> _Exercise objective_
Give all of the lines again exactly as they read.

> _Record set_
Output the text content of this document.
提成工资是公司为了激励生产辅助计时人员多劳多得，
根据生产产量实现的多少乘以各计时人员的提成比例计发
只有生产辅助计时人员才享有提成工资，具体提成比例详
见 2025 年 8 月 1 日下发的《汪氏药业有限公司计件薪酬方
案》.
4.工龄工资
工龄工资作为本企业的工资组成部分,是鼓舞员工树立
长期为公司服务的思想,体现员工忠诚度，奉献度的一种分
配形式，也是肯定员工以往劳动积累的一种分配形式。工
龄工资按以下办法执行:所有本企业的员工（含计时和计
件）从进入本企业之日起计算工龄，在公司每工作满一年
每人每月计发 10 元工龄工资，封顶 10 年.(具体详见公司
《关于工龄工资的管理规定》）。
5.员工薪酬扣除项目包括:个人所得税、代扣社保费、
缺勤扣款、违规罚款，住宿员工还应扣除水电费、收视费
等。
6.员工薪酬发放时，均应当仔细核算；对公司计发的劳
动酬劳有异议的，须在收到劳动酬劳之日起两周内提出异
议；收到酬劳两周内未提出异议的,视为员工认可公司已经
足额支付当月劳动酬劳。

> _Output below_
Output the text content of this document.
提成工资是公司为了激励生产辅助计时人员多劳多得，
根据生产产量实现的多少乘以各计时人员的提成比例计发
只有生产辅助计时人员才享有提成工资，具体提成比例详
见 2025 年 8 月 1 日下发的《汪氏药业有限公司计件薪酬方
案》.
4.工龄工资
工龄工资作为本企业的工资组成部分,是鼓舞员工树立
长期为公司服务的思想,体现员工忠诚度，奉献度的一种分
配形式，也是肯定员工以往劳动积累的一种分配形式。工
龄工资按以下办法执行:所有本企业的员工（含计时和计
件）从进入本企业之日起计算工龄，在公司每工作满一年
每人每月计发 10 元工龄工资，封顶 10 年.(具体详见公司
《关于工龄工资的管理规定》）。
5.员工薪酬扣除项目包括:个人所得税、代扣社保费、
缺勤扣款、违规罚款，住宿员工还应扣除水电费、收视费
等。
6.员工薪酬发放时，均应当仔细核算；对公司计发的劳
动酬劳有异议的，须在收到劳动酬劳之日起两周内提出异
议；收到酬劳两周内未提出异议的,视为员工认可公司已经
足额支付当月劳动酬劳。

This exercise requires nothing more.